* [Exercise brief]: In the material below, identify each line bearing the word "They". Reproduce those lines.

++++ Working data ++++

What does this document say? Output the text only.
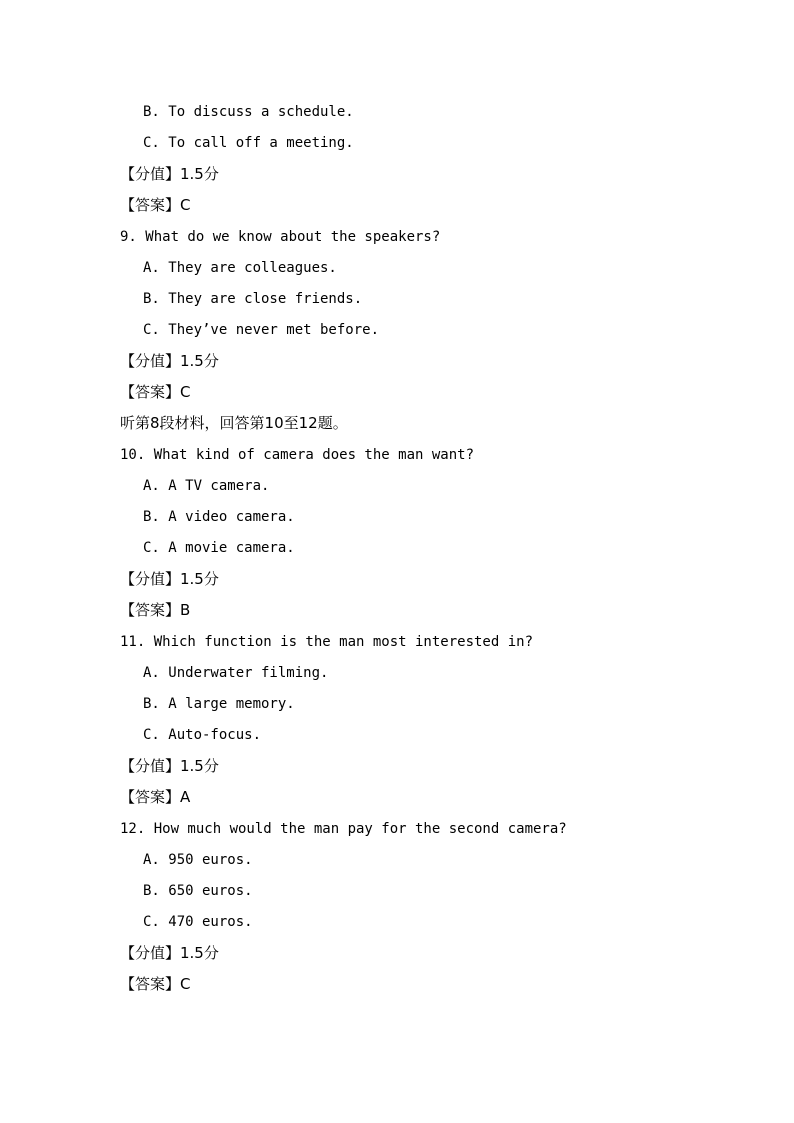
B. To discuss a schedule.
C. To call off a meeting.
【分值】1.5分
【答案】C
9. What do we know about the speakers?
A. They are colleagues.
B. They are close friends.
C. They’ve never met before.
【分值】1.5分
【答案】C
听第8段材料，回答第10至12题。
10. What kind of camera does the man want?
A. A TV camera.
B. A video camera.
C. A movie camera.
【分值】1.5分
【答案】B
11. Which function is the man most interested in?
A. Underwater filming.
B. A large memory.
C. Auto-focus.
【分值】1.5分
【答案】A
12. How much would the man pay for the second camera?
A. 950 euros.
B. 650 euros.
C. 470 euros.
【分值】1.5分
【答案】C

++++
++++ Working data ++++

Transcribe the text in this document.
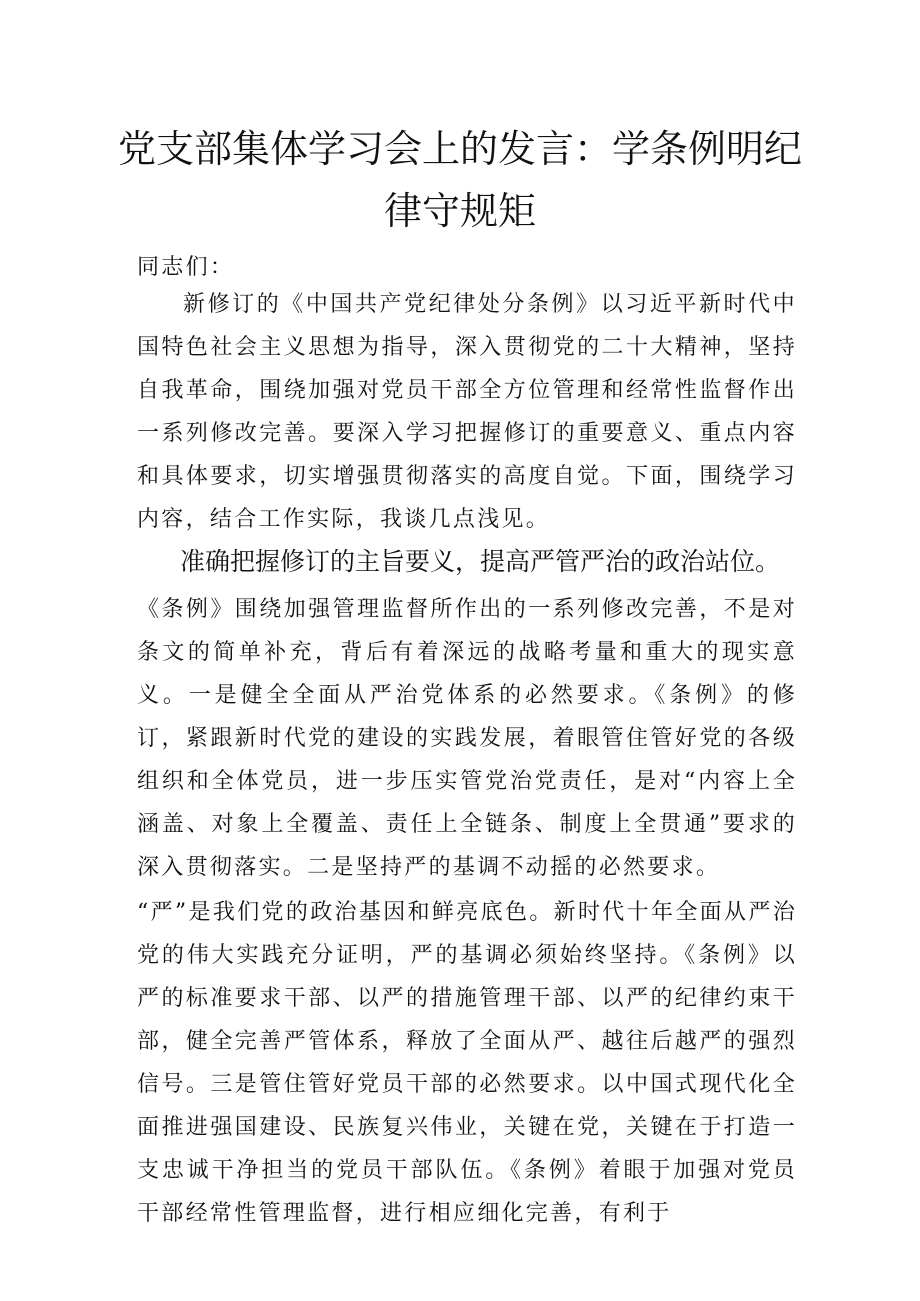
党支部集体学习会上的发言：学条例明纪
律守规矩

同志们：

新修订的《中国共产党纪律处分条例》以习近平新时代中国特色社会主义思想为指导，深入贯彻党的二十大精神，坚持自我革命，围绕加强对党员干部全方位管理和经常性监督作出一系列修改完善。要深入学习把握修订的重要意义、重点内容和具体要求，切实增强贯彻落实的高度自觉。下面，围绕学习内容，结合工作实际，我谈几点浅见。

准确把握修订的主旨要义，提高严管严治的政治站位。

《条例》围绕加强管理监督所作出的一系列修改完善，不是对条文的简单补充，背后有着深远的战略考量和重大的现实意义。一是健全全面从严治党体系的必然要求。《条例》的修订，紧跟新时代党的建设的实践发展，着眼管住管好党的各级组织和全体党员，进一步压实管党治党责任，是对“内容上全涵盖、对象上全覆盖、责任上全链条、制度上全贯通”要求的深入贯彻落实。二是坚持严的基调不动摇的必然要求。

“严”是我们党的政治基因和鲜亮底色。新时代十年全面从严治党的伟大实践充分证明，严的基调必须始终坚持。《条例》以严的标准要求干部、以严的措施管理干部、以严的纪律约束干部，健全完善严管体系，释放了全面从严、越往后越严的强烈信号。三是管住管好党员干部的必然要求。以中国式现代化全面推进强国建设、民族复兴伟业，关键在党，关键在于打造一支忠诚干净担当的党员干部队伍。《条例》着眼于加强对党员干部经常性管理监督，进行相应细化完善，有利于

++++

* [Task response]:
A. They are colleagues.
B. They are close friends.
C. They’ve never met before.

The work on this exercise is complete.